What you need to do: Print the passage of the Pirelli takeover article starting with the words "MILAN: The China" and ending after "in Chinese hands.", matching the text character for character.

Text shown:
··········

Tyre industry: ChemChina to buy Pirelli for $7.7 billion

Entity’s share price rose 5% over dividend payout rumours.


Reuters March 24, 2015
A woman checks her phone at the headquarters of China National Chemical Corporation in Beijing, July 20, 2009. PHOTO: REUTERS

MILAN: The China National Chemical Corp (ChemChina) is to buy into Pirelli, the world’s fifth-largest tyre maker, in a €7.1-billion ($7.7 billion) deal that will put the 143-year-old Italian company in Chinese hands.

The deal, agreed with Pirelli’s top shareholders, is the latest in a series of takeovers in Italy by cash-rich Chinese buyers taking advantage of a weak euro just as Europe is slowly emerging from economic stagnation.

The offer will be launched at €15 per share, valuing the Italian company at €7.1 billion excluding net debt of almost €1 billion at the end of 2014. ChemChina’s tyre-making division envisages taking Pirelli private. Shares in Pirelli, which hit a 25-year high last week, rose 5% above the offer price on Monday on expectations of a dividend payout before the deal is closed.

··········

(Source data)
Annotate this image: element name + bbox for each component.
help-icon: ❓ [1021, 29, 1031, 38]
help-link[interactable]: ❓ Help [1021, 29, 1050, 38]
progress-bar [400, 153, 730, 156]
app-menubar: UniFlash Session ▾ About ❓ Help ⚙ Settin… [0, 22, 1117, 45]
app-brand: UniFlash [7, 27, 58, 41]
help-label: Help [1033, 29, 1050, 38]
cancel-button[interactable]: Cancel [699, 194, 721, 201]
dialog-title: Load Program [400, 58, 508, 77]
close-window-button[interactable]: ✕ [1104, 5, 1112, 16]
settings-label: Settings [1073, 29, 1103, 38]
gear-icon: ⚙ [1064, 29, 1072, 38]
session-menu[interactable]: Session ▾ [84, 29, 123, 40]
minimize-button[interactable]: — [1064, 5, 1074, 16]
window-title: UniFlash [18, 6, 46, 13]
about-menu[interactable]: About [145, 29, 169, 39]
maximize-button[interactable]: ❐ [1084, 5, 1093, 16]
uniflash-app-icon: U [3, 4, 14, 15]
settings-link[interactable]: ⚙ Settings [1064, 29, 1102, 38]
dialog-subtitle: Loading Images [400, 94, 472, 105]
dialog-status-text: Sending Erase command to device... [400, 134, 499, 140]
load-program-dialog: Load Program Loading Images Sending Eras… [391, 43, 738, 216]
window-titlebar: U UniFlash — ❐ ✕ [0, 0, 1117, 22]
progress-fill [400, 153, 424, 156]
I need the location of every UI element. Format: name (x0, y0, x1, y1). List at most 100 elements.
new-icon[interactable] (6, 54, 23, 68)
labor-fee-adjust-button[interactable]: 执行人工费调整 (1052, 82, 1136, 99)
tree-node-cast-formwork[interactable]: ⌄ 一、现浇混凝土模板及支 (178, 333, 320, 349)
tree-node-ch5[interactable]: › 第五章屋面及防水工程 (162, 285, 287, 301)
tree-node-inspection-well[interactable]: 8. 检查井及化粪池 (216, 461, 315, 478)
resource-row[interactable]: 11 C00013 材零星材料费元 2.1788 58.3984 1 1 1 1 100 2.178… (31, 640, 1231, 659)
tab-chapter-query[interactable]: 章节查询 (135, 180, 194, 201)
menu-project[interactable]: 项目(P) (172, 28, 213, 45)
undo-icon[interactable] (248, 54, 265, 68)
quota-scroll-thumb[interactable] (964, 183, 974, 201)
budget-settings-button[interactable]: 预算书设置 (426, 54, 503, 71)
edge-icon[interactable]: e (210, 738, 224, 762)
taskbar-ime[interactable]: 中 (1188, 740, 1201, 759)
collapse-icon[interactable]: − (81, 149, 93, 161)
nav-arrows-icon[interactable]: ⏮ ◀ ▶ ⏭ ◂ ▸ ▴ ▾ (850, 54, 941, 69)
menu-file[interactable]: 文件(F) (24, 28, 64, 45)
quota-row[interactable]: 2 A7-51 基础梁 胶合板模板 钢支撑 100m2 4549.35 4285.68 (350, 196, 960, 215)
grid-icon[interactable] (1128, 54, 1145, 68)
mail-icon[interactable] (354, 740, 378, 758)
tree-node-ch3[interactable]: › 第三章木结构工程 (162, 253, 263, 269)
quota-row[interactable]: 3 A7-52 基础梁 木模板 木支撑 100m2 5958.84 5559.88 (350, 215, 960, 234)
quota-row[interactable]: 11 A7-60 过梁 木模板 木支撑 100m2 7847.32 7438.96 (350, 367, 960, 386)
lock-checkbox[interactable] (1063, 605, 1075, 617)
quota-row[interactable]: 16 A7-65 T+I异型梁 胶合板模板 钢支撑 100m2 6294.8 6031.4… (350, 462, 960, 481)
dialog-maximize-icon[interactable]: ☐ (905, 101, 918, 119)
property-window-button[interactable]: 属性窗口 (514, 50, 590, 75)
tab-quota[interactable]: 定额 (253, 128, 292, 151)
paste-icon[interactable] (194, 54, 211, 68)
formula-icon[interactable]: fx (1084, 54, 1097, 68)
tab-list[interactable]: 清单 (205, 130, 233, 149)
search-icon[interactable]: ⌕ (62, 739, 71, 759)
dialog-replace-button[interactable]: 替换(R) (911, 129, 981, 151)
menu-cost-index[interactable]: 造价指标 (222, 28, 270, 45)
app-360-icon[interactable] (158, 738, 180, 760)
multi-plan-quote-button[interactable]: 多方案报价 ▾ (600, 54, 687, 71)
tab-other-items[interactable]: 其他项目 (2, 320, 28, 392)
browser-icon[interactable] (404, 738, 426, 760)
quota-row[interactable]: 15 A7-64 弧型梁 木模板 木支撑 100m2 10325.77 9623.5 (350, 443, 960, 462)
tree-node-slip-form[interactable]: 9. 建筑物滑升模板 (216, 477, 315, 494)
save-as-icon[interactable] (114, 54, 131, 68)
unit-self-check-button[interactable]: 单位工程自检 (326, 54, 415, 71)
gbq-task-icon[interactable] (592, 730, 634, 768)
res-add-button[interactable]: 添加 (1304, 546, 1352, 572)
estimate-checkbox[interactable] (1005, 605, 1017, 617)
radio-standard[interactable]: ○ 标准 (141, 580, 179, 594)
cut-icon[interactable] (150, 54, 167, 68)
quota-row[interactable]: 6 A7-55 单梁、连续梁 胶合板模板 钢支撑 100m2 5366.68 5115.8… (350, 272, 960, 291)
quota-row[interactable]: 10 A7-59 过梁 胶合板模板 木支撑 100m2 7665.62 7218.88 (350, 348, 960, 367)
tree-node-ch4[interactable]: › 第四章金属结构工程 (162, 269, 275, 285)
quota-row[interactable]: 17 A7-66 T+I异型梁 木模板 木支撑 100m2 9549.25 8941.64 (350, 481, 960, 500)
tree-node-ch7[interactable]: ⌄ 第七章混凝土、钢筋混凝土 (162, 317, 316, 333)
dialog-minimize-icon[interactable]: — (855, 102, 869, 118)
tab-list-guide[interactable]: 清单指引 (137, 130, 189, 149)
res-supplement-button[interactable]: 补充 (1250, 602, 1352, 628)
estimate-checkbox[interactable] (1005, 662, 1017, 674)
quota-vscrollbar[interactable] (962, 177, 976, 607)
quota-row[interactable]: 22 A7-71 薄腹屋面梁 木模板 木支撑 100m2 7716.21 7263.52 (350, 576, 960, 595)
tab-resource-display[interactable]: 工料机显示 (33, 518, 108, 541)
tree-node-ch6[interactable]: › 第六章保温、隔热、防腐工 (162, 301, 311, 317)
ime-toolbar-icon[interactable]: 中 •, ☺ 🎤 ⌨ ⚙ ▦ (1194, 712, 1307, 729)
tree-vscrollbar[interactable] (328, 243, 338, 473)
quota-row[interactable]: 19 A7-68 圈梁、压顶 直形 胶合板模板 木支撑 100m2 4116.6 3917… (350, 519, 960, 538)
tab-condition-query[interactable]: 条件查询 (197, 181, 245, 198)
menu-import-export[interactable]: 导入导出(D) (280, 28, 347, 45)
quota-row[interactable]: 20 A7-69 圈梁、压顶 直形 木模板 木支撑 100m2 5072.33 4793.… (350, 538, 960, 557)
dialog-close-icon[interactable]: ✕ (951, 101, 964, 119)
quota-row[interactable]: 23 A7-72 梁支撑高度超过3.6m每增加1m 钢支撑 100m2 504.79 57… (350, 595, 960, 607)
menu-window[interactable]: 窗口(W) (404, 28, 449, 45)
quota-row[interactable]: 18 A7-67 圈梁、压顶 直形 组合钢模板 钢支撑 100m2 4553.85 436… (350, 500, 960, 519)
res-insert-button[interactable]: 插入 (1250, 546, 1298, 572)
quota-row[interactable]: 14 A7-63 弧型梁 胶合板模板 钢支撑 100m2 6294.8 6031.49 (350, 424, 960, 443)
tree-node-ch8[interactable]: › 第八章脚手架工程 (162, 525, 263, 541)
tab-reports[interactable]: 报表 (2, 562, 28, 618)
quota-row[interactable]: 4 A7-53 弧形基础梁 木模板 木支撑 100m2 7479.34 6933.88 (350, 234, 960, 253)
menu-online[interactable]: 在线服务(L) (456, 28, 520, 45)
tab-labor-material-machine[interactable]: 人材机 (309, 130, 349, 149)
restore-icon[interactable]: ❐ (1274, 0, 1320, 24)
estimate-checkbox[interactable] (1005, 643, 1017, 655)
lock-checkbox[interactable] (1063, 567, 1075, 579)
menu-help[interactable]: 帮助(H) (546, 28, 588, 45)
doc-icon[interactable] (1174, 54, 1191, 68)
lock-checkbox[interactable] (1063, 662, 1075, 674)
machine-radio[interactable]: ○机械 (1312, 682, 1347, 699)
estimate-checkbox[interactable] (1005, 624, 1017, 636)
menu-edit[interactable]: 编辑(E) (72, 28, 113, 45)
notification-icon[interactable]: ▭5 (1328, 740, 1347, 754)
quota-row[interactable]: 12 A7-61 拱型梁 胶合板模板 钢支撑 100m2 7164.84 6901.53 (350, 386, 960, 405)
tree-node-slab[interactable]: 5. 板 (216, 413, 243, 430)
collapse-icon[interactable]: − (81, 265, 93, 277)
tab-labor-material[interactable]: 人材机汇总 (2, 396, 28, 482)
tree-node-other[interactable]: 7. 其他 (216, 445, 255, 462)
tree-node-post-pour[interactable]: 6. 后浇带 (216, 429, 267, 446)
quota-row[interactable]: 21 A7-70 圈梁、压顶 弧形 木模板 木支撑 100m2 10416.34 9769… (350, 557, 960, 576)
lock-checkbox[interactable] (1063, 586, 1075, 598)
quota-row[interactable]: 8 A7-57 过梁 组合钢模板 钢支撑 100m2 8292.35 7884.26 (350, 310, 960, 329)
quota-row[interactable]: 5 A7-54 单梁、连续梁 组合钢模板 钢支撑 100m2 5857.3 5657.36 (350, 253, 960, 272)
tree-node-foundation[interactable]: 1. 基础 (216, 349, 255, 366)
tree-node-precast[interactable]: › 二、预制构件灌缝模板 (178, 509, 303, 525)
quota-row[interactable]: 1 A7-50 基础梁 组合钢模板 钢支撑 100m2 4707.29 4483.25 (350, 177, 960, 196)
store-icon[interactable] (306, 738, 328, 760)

··········

Response to the task:
MILAN: The China National Chemical Corp (ChemChina) is to buy into Pirelli, the world’s fifth-largest tyre maker, in a €7.1-billion ($7.7 billion) deal that will put the 143-year-old Italian company in Chinese hands.